Defendant has met that burden here. First, Defendant removed this cause from the state court within 30 days. 28 U.S.C. § 1446(b). Moreover, Plaintiff alleges that the putative class consists of “at least thousands of members.” [Compl. ¶ 40.] Similarly, there is no question that one class member (Plaintiff) is diverse from the sole Defendant: they are residents of California and both Minnesota and Delaware respectively. [Id. ¶¶ 11-12.]
The only open issue is whether the amount in controversy exceeds $5,000,000. Plaintiff has not pleaded a request for damages. Instead, Plaintiff seeks restitution and disgorgement of (among other monetary gains) revenues, profits, and earnings from the sale of the relevant product. [See Compl. ¶¶ 76-77.] Indeed, “[t]he only remedies available under the [UCL and FAL] are injunctive relief and restitution.” See Phillips v. Apple Inc., 725 Fed.Appx. 496, 498 (9th Cir. 2018) (referencing Cal. Bus. & Prof. Code §§ 17200, 17500, and state cases).
The Court can look to evidence supplied by the Defendant to resolve the amount-in-controversy question. Nathan v. Fry's Elecs. Inc., 607 Fed.Appx. 623, 623 (9th Cir. 2015) (accepting declaration from company representative that sales in California exceeded $5 million). According to a declaration submitted by a General Mills finance manager responsible for marketing and sales data for Defendant's products across California, total in-state sales of the fruit snacks in question during the class period exceeded $5 million. [ECF No. 1-2 ¶¶ 1-4.] From this uncontested evidence, the Court is satisfied that this lawsuit meets the jurisdictional threshold set by CAFA.
B. Plaintiff Lacks Article III Standing for Her Request for Injunctive Relief
Although removal is proper under CAFA, the subject matter jurisdiction question does not end there. See Righthaven LLC v. Hoehn, 716 F.3d 1166, 1172 (9th Cir. 2013) (subject matter jurisdiction includes Article III requirements). Plaintiff must have Article III standing to sustain her claim for injunctive relief in federal court. See Davidson v. Kimberly-Clark Corp., 889 F.3d 956, 967 (9th Cir. 2018). To establish Article III standing, Plaintiff must show (1) that she has suffered an injury-in-fact, (2) that her injury is fairly traceable to a defendant's conduct, and (3) that her injury would likely be redressed by a favorable decision. Lujan v. Defs. of Wildlife, 504 U.S. 555, 560-61 (1992). Past wrongs, by themselves, are insufficient to establish Article III standing. Davidson, 889 F.3d at 967.

Element placement data

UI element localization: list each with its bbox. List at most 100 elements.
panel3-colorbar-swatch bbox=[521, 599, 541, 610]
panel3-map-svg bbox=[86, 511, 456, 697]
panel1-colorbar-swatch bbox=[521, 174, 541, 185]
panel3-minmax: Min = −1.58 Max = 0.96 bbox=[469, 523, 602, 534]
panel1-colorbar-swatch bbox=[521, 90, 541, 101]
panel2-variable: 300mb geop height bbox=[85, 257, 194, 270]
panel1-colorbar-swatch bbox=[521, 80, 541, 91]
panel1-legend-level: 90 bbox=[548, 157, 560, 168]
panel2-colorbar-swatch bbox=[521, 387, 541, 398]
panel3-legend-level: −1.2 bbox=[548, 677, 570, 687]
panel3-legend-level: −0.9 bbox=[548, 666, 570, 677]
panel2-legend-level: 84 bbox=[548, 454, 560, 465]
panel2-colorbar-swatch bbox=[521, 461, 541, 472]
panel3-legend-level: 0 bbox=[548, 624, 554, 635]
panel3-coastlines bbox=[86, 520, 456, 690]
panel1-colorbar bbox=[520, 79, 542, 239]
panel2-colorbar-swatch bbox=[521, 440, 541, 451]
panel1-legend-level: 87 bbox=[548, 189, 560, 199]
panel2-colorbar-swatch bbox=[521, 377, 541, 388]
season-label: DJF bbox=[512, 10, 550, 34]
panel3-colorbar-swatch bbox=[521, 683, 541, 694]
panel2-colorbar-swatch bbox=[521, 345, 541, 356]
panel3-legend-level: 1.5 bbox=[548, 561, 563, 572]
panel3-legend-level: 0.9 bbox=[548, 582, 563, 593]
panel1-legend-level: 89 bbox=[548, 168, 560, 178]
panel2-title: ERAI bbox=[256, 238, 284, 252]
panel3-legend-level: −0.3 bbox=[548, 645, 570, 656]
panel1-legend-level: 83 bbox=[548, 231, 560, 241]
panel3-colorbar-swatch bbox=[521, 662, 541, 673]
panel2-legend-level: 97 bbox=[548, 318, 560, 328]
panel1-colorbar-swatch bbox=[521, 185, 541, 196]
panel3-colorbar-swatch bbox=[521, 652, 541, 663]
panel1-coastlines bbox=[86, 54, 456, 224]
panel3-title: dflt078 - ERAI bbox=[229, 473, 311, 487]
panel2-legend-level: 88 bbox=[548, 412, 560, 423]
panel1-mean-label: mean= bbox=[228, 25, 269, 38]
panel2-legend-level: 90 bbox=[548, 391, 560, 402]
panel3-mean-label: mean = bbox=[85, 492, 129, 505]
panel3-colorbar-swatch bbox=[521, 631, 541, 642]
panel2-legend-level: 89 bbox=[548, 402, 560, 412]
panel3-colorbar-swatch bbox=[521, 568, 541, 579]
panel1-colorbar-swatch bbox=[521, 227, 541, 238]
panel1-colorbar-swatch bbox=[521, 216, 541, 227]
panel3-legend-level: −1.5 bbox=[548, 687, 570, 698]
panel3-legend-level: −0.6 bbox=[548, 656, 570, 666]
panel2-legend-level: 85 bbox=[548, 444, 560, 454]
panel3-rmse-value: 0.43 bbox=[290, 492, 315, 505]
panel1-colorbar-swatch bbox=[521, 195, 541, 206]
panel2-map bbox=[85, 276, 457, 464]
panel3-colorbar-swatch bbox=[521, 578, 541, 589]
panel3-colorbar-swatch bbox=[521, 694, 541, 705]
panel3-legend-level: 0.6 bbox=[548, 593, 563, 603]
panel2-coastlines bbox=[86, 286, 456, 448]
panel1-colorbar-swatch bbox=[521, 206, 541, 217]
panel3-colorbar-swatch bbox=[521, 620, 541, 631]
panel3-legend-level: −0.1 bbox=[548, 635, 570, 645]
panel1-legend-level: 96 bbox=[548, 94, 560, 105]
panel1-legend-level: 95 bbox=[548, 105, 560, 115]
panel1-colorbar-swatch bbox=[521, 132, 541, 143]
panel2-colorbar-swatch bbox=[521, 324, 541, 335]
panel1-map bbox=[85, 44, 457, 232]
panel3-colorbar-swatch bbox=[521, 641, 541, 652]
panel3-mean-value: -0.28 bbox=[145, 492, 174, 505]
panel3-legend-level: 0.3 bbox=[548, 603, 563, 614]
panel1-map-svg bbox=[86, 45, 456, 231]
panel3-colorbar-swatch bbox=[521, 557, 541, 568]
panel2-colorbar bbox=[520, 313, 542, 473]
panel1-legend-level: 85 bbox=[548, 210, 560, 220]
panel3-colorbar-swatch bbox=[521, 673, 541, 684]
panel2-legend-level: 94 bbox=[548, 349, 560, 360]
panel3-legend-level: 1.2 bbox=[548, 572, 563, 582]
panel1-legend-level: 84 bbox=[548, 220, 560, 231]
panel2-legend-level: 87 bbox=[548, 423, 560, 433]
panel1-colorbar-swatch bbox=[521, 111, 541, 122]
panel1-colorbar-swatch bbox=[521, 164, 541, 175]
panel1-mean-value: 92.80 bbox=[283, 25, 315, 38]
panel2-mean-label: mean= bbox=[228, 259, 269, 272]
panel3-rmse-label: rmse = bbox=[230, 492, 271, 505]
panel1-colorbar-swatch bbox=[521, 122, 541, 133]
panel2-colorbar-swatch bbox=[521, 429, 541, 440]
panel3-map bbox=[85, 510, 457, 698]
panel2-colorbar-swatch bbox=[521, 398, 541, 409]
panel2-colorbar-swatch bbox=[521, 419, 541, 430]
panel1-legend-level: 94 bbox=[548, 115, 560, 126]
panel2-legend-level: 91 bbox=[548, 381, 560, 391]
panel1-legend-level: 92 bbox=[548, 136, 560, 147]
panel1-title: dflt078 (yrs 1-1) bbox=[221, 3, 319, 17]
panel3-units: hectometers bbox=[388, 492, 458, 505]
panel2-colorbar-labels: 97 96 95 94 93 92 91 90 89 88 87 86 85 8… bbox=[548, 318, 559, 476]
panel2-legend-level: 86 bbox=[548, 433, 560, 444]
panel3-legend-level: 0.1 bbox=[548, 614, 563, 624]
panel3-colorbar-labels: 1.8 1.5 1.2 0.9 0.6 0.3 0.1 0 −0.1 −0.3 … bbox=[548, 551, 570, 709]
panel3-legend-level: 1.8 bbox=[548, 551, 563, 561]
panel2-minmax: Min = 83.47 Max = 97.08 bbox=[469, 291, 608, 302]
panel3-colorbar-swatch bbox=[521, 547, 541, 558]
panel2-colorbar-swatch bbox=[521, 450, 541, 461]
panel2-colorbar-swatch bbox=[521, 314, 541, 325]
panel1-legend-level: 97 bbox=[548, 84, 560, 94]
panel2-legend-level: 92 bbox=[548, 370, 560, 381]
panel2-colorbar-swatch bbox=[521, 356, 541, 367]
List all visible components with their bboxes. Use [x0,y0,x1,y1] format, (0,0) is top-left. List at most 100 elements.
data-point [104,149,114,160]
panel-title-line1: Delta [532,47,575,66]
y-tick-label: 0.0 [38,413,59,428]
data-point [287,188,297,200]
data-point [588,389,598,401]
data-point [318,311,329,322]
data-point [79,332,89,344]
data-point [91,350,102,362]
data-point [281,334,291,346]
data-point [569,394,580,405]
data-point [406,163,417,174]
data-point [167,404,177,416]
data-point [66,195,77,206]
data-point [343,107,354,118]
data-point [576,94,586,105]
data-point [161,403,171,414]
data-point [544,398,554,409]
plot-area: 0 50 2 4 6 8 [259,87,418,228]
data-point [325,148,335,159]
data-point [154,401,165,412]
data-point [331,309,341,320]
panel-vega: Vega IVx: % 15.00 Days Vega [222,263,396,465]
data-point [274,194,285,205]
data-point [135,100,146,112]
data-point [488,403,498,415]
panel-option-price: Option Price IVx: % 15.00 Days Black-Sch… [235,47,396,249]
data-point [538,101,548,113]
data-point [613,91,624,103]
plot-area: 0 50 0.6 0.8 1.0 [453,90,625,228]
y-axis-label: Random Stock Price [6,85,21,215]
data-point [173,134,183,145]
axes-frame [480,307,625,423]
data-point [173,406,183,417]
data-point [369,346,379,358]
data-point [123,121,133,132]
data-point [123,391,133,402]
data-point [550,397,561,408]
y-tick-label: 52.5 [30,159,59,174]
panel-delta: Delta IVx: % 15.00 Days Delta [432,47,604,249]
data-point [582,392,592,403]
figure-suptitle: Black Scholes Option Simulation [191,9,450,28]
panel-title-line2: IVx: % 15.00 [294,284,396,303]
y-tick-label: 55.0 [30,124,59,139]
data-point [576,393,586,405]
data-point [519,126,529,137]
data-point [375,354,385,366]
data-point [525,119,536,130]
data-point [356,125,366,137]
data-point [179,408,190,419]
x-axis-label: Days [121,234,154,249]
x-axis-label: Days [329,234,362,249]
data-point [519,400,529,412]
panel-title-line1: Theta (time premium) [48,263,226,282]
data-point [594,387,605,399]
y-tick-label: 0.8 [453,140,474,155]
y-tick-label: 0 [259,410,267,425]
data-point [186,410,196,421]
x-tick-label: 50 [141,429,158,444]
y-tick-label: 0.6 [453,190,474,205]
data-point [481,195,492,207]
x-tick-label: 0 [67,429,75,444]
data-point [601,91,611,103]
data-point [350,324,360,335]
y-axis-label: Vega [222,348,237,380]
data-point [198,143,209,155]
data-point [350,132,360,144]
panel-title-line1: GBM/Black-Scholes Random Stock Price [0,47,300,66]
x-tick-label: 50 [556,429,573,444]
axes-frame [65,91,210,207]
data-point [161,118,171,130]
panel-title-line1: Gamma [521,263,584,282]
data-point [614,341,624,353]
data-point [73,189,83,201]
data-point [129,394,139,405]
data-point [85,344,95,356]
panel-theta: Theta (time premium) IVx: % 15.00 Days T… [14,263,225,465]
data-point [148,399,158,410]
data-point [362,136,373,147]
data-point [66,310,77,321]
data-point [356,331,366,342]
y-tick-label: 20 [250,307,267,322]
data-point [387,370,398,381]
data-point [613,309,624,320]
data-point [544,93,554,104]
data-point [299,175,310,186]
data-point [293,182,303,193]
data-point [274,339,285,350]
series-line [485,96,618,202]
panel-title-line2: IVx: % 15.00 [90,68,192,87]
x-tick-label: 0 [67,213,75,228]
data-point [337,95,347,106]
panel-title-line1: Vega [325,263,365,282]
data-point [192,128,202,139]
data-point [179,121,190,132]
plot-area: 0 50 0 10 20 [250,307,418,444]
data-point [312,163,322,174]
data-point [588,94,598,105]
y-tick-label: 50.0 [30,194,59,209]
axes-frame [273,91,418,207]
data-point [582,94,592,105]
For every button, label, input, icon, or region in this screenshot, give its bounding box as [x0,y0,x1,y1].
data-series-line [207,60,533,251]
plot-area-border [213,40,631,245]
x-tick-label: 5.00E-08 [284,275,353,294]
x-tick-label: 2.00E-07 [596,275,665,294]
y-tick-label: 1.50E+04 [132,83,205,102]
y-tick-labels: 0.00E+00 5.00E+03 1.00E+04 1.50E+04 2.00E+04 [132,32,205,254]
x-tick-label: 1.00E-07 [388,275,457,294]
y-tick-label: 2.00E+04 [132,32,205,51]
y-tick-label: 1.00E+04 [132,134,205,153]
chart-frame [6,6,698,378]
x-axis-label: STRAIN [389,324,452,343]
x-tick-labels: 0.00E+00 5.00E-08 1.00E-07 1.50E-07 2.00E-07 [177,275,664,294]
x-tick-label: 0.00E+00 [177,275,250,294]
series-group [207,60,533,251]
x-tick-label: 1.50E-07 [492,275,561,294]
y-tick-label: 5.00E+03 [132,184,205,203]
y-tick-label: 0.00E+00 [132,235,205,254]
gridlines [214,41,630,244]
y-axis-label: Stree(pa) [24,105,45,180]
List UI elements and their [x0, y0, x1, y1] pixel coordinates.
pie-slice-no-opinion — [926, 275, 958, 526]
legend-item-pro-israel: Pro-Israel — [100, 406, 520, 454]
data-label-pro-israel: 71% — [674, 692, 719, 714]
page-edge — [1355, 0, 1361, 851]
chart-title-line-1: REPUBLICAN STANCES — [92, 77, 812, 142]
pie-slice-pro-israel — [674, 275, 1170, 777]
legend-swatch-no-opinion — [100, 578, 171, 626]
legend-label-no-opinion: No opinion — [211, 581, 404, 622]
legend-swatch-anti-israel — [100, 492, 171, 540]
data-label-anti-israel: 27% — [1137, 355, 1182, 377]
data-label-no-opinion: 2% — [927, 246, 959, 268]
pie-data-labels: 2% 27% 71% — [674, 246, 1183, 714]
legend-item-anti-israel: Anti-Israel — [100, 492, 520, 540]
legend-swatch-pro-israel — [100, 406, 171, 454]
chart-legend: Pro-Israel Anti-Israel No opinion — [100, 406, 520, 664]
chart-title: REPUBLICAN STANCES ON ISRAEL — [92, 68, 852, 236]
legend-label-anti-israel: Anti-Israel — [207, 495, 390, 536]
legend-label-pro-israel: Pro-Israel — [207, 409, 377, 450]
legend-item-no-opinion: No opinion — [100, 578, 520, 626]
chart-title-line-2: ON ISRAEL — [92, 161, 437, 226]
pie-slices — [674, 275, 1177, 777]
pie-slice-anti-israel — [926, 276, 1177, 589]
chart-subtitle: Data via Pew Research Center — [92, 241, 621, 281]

Set tasks:
- a) Using the court excerpt on removal and standing, state whether each statement agrees with it, answering yes or no and quoting the deciding words: (i) the defendant removed the case from state court within 30 days; (ii) the plaintiff pleaded a request for damages; (iii) past wrongs alone are enough to establish Article III standing.
- b) Retype the passage of the court excerpt on removal and standing between "The Court can" and "set by CAFA.", inclusive.
- c) Write what comes next in the court opinion on removal and standing, starting after its last sentence.

Exercise results:
- a)
(i) Yes: "Defendant removed this cause from the state court within 30 days."
(ii) No: "Plaintiff has not pleaded a request for damages."
(iii) No: "Past wrongs, by themselves, are insufficient to establish Article III standing."

- b)
The Court can look to evidence supplied by the Defendant to resolve the amount-in-controversy question. Nathan v. Fry's Elecs. Inc., 607 Fed.Appx. 623, 623 (9th Cir. 2015) (accepting declaration from company representative that sales in California exceeded $5 million). According to a declaration submitted by a General Mills finance manager responsible for marketing and sales data for Defendant's products across California, total in-state sales of the fruit snacks in question during the class period exceeded $5 million. [ECF No. 1-2 ¶¶ 1-4.] From this uncontested evidence, the Court is satisfied that this lawsuit meets the jurisdictional threshold set by CAFA.

- c)
The Ninth Circuit has held that a plaintiff's intention to purchase a product in the future is necessary for Article III standing when seeking injunctive relief. See, e.g., Lanovaz v. Twinings N. Am., Inc., 726 Fed.Appx. 590, 591 (9th Cir. 2018) (citing Davidson) (ruling that a plaintiff's statement that she would “consider buying” the defendant's products did not clear Article III standing requirements for injunctive relief); Linton v. Axcess Fin. Servs., Inc., No. 23-CV-01832-CRB, 2023 WL 4297568, at *4 (N.D. Cal. June 30, 2023). “As a general rule, if the district court is confronted with an Article III standing problem in a removed case-whether the claims at issue are state or federal-the proper course is to remand for adjudication in state court.” Davidson, 889 F.3d at 970 n.6; see 28 U.S.C. § 1447(a).
Defendant argues that Plaintiff may have alleged the requisite future harm. [See ECF No. 8 at 18 (“Plaintiff may have alleged future harm [to] the extent her claims are premised on alleged future harm that necessitate an injunction.”).] The relevant part of Plaintiff's complaint reads:
Plaintiff and Class Members are likely to continue to be damaged by General Mills' deceptive trade practices, because General Mills continues to disseminate misleading information.[Compl. ¶ 59.] But Plaintiff has not pleaded any concrete intention to purchase the relevant product in the future-and thus has failed to overcome a standing requirement imposed by the Ninth Circuit. See Davidson, 889 F.3d at 967 (“allegations of possible future injury are not sufficient.”); see In re Coca-Cola Prod. Mktg. & Sales Pracs. Litig. (No. II), No. 2015742, 2021 WL 3878654, at *2 (9th Cir. Aug. 31, 2021) (“Without any stated desire to purchase Coke in the future, [Plaintiffs] do not have standing to pursue injunctive relief.”). As Plaintiff does not have Article III standing to maintain her claim for injunctive relief in federal court, the Court remands that claim for adjudication at the state level.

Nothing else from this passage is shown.